■ Exercise:
State how many lines of the entries below hold the word "title"; reply with nothing but the number.

-- START OF Material shown --

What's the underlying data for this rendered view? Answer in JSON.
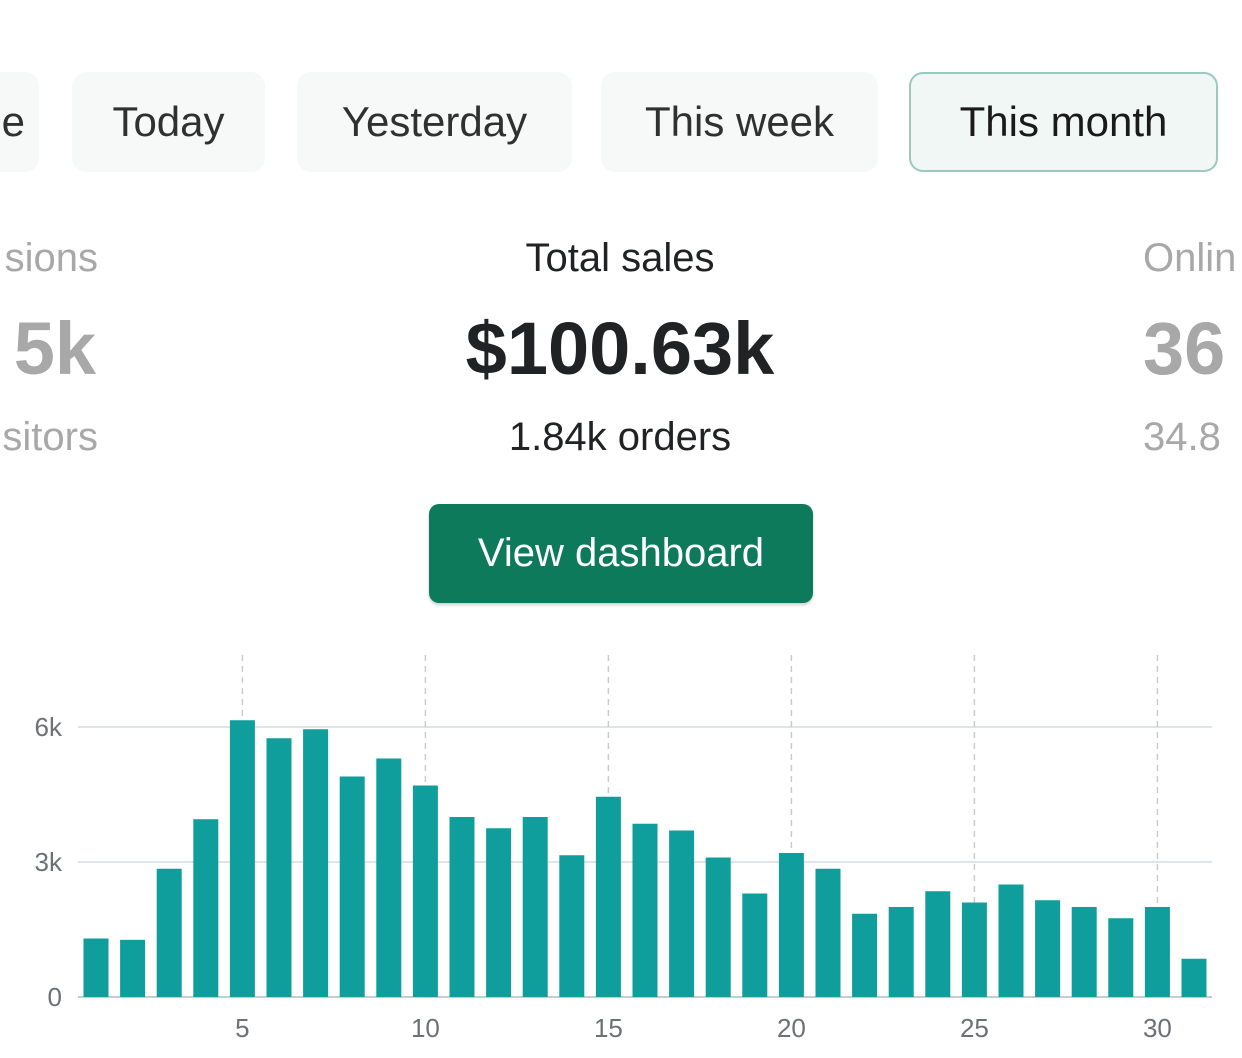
{
  "tabs": [
    {
      "label": "e"
    },
    {
      "label": "Today"
    },
    {
      "label": "Yesterday"
    },
    {
      "label": "This week"
    },
    {
      "label": "This month"
    }
  ],
  "metrics": {
    "left": {
      "label": "sions",
      "value": "5k",
      "sub": "sitors"
    },
    "center": {
      "label": "Total sales",
      "value": "$100.63k",
      "sub": "1.84k orders"
    },
    "right": {
      "label": "Onlin",
      "value": "36",
      "sub": "34.8"
    }
  },
  "dashboard_button": {
    "label": "View dashboard"
  },
  "colors": {
    "bar": "#0f9e9c",
    "button": "#0e7a5c",
    "active_tab_border": "#9bc9bd"
  },
  "chart_data": {
    "type": "bar",
    "x": [
      1,
      2,
      3,
      4,
      5,
      6,
      7,
      8,
      9,
      10,
      11,
      12,
      13,
      14,
      15,
      16,
      17,
      18,
      19,
      20,
      21,
      22,
      23,
      24,
      25,
      26,
      27,
      28,
      29,
      30,
      31
    ],
    "values": [
      1300,
      1270,
      2850,
      3950,
      6150,
      5750,
      5950,
      4900,
      5300,
      4700,
      4000,
      3750,
      4000,
      3150,
      4450,
      3850,
      3700,
      3100,
      2300,
      3200,
      2850,
      1850,
      2000,
      2350,
      2100,
      2500,
      2150,
      2000,
      1750,
      2000,
      850
    ],
    "x_ticks": [
      {
        "value": 5,
        "label": "5"
      },
      {
        "value": 10,
        "label": "10"
      },
      {
        "value": 15,
        "label": "15"
      },
      {
        "value": 20,
        "label": "20"
      },
      {
        "value": 25,
        "label": "25"
      },
      {
        "value": 30,
        "label": "30"
      }
    ],
    "y_ticks": [
      {
        "value": 0,
        "label": "0"
      },
      {
        "value": 3000,
        "label": "3k"
      },
      {
        "value": 6000,
        "label": "6k"
      }
    ],
    "ylim": [
      0,
      7500
    ],
    "grid": true
  }
}
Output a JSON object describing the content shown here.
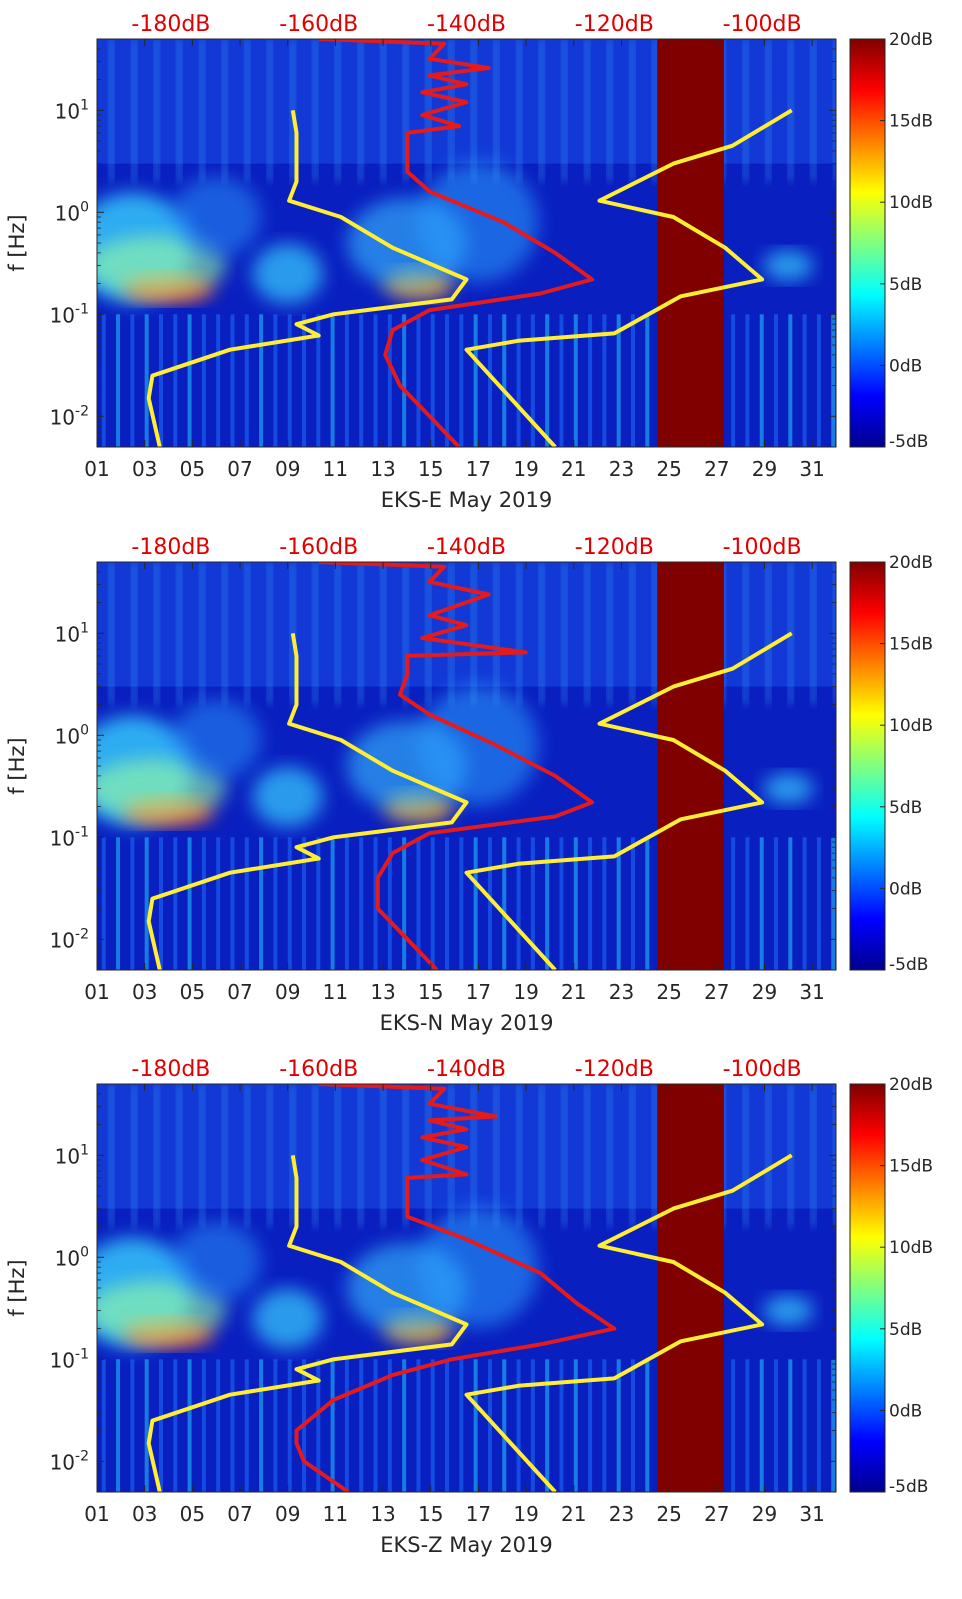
{
  "chart_data": [
    {
      "type": "heatmap",
      "title": "EKS-E spectrogram",
      "xlabel": "EKS-E May 2019",
      "ylabel": "f [Hz]",
      "x_ticks": [
        "01",
        "03",
        "05",
        "07",
        "09",
        "11",
        "13",
        "15",
        "17",
        "19",
        "21",
        "23",
        "25",
        "27",
        "29",
        "31"
      ],
      "y_ticks": [
        "10^{-2}",
        "10^{-1}",
        "10^{0}",
        "10^{1}"
      ],
      "ylim_hz": [
        0.005,
        50
      ],
      "xlim_days": [
        1,
        32
      ],
      "top_axis_ticks": [
        "-180dB",
        "-160dB",
        "-140dB",
        "-120dB",
        "-100dB"
      ],
      "top_axis_range_db": [
        -190,
        -90
      ],
      "colorbar_ticks": [
        "20dB",
        "15dB",
        "10dB",
        "5dB",
        "0dB",
        "-5dB"
      ],
      "colorbar_range_db": [
        -5,
        20
      ],
      "saturated_days": [
        24.5,
        27.3
      ],
      "series": [
        {
          "name": "yellow PSD curve (top-axis dB vs f)",
          "color": "#ffee33",
          "values": [
            [
              -181.5,
              0.005
            ],
            [
              -183,
              0.015
            ],
            [
              -182.5,
              0.025
            ],
            [
              -172,
              0.045
            ],
            [
              -160,
              0.062
            ],
            [
              -163,
              0.08
            ],
            [
              -158,
              0.1
            ],
            [
              -142,
              0.14
            ],
            [
              -140,
              0.22
            ],
            [
              -150,
              0.45
            ],
            [
              -157,
              0.9
            ],
            [
              -164,
              1.3
            ],
            [
              -163,
              2.0
            ],
            [
              -163,
              6.0
            ],
            [
              -163.5,
              10.0
            ]
          ]
        },
        {
          "name": "yellow PSD curve 2",
          "color": "#ffee33",
          "values": [
            [
              -128,
              0.005
            ],
            [
              -140,
              0.045
            ],
            [
              -133,
              0.055
            ],
            [
              -120,
              0.065
            ],
            [
              -111,
              0.15
            ],
            [
              -100,
              0.22
            ],
            [
              -105,
              0.45
            ],
            [
              -112,
              0.9
            ],
            [
              -122,
              1.3
            ],
            [
              -112,
              3.0
            ],
            [
              -104,
              4.5
            ],
            [
              -96,
              10.0
            ]
          ]
        },
        {
          "name": "red PSD curve",
          "color": "#e41a1c",
          "values": [
            [
              -141,
              0.005
            ],
            [
              -145,
              0.01
            ],
            [
              -149,
              0.02
            ],
            [
              -151,
              0.04
            ],
            [
              -150,
              0.07
            ],
            [
              -145,
              0.11
            ],
            [
              -130,
              0.16
            ],
            [
              -123,
              0.22
            ],
            [
              -128,
              0.4
            ],
            [
              -135,
              0.8
            ],
            [
              -145,
              1.6
            ],
            [
              -148,
              2.5
            ],
            [
              -148,
              4.0
            ],
            [
              -148,
              6.0
            ],
            [
              -141,
              7.0
            ],
            [
              -146,
              9.0
            ],
            [
              -140,
              12.0
            ],
            [
              -146,
              15.0
            ],
            [
              -140,
              18.0
            ],
            [
              -145,
              22.0
            ],
            [
              -137,
              26.0
            ],
            [
              -145,
              32.0
            ],
            [
              -143,
              45.0
            ],
            [
              -160,
              50.0
            ]
          ]
        }
      ]
    },
    {
      "type": "heatmap",
      "title": "EKS-N spectrogram",
      "xlabel": "EKS-N May 2019",
      "ylabel": "f [Hz]",
      "x_ticks": [
        "01",
        "03",
        "05",
        "07",
        "09",
        "11",
        "13",
        "15",
        "17",
        "19",
        "21",
        "23",
        "25",
        "27",
        "29",
        "31"
      ],
      "y_ticks": [
        "10^{-2}",
        "10^{-1}",
        "10^{0}",
        "10^{1}"
      ],
      "ylim_hz": [
        0.005,
        50
      ],
      "xlim_days": [
        1,
        32
      ],
      "top_axis_ticks": [
        "-180dB",
        "-160dB",
        "-140dB",
        "-120dB",
        "-100dB"
      ],
      "top_axis_range_db": [
        -190,
        -90
      ],
      "colorbar_ticks": [
        "20dB",
        "15dB",
        "10dB",
        "5dB",
        "0dB",
        "-5dB"
      ],
      "colorbar_range_db": [
        -5,
        20
      ],
      "saturated_days": [
        24.5,
        27.3
      ],
      "series": [
        {
          "name": "yellow PSD curve (top-axis dB vs f)",
          "color": "#ffee33",
          "values": [
            [
              -181.5,
              0.005
            ],
            [
              -183,
              0.015
            ],
            [
              -182.5,
              0.025
            ],
            [
              -172,
              0.045
            ],
            [
              -160,
              0.062
            ],
            [
              -163,
              0.08
            ],
            [
              -158,
              0.1
            ],
            [
              -142,
              0.14
            ],
            [
              -140,
              0.22
            ],
            [
              -150,
              0.45
            ],
            [
              -157,
              0.9
            ],
            [
              -164,
              1.3
            ],
            [
              -163,
              2.0
            ],
            [
              -163,
              6.0
            ],
            [
              -163.5,
              10.0
            ]
          ]
        },
        {
          "name": "yellow PSD curve 2",
          "color": "#ffee33",
          "values": [
            [
              -128,
              0.005
            ],
            [
              -140,
              0.045
            ],
            [
              -133,
              0.055
            ],
            [
              -120,
              0.065
            ],
            [
              -111,
              0.15
            ],
            [
              -100,
              0.22
            ],
            [
              -105,
              0.45
            ],
            [
              -112,
              0.9
            ],
            [
              -122,
              1.3
            ],
            [
              -112,
              3.0
            ],
            [
              -104,
              4.5
            ],
            [
              -96,
              10.0
            ]
          ]
        },
        {
          "name": "red PSD curve",
          "color": "#e41a1c",
          "values": [
            [
              -144,
              0.005
            ],
            [
              -148,
              0.01
            ],
            [
              -152,
              0.02
            ],
            [
              -152,
              0.04
            ],
            [
              -150,
              0.07
            ],
            [
              -145,
              0.11
            ],
            [
              -128,
              0.16
            ],
            [
              -123,
              0.22
            ],
            [
              -128,
              0.4
            ],
            [
              -136,
              0.8
            ],
            [
              -145,
              1.6
            ],
            [
              -149,
              2.5
            ],
            [
              -148,
              4.0
            ],
            [
              -148,
              6.0
            ],
            [
              -132,
              6.5
            ],
            [
              -146,
              9.0
            ],
            [
              -140,
              12.0
            ],
            [
              -145,
              15.0
            ],
            [
              -137,
              24.0
            ],
            [
              -145,
              32.0
            ],
            [
              -143,
              45.0
            ],
            [
              -160,
              50.0
            ]
          ]
        }
      ]
    },
    {
      "type": "heatmap",
      "title": "EKS-Z spectrogram",
      "xlabel": "EKS-Z May 2019",
      "ylabel": "f [Hz]",
      "x_ticks": [
        "01",
        "03",
        "05",
        "07",
        "09",
        "11",
        "13",
        "15",
        "17",
        "19",
        "21",
        "23",
        "25",
        "27",
        "29",
        "31"
      ],
      "y_ticks": [
        "10^{-2}",
        "10^{-1}",
        "10^{0}",
        "10^{1}"
      ],
      "ylim_hz": [
        0.005,
        50
      ],
      "xlim_days": [
        1,
        32
      ],
      "top_axis_ticks": [
        "-180dB",
        "-160dB",
        "-140dB",
        "-120dB",
        "-100dB"
      ],
      "top_axis_range_db": [
        -190,
        -90
      ],
      "colorbar_ticks": [
        "20dB",
        "15dB",
        "10dB",
        "5dB",
        "0dB",
        "-5dB"
      ],
      "colorbar_range_db": [
        -5,
        20
      ],
      "saturated_days": [
        24.5,
        27.3
      ],
      "series": [
        {
          "name": "yellow PSD curve (top-axis dB vs f)",
          "color": "#ffee33",
          "values": [
            [
              -181.5,
              0.005
            ],
            [
              -183,
              0.015
            ],
            [
              -182.5,
              0.025
            ],
            [
              -172,
              0.045
            ],
            [
              -160,
              0.062
            ],
            [
              -163,
              0.08
            ],
            [
              -158,
              0.1
            ],
            [
              -142,
              0.14
            ],
            [
              -140,
              0.22
            ],
            [
              -150,
              0.45
            ],
            [
              -157,
              0.9
            ],
            [
              -164,
              1.3
            ],
            [
              -163,
              2.0
            ],
            [
              -163,
              6.0
            ],
            [
              -163.5,
              10.0
            ]
          ]
        },
        {
          "name": "yellow PSD curve 2",
          "color": "#ffee33",
          "values": [
            [
              -128,
              0.005
            ],
            [
              -140,
              0.045
            ],
            [
              -133,
              0.055
            ],
            [
              -120,
              0.065
            ],
            [
              -111,
              0.15
            ],
            [
              -100,
              0.22
            ],
            [
              -105,
              0.45
            ],
            [
              -112,
              0.9
            ],
            [
              -122,
              1.3
            ],
            [
              -112,
              3.0
            ],
            [
              -104,
              4.5
            ],
            [
              -96,
              10.0
            ]
          ]
        },
        {
          "name": "red PSD curve",
          "color": "#e41a1c",
          "values": [
            [
              -156,
              0.005
            ],
            [
              -162,
              0.01
            ],
            [
              -163,
              0.015
            ],
            [
              -163,
              0.02
            ],
            [
              -158,
              0.04
            ],
            [
              -150,
              0.07
            ],
            [
              -142,
              0.1
            ],
            [
              -130,
              0.14
            ],
            [
              -120,
              0.2
            ],
            [
              -125,
              0.35
            ],
            [
              -130,
              0.7
            ],
            [
              -140,
              1.5
            ],
            [
              -148,
              2.5
            ],
            [
              -148,
              4.0
            ],
            [
              -148,
              6.0
            ],
            [
              -140,
              6.5
            ],
            [
              -146,
              9.0
            ],
            [
              -140,
              12.0
            ],
            [
              -146,
              15.0
            ],
            [
              -140,
              18.0
            ],
            [
              -145,
              22.0
            ],
            [
              -136,
              24.0
            ],
            [
              -145,
              32.0
            ],
            [
              -143,
              45.0
            ],
            [
              -160,
              50.0
            ]
          ]
        }
      ]
    }
  ]
}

-- END OF Material shown --

■ Written response:
3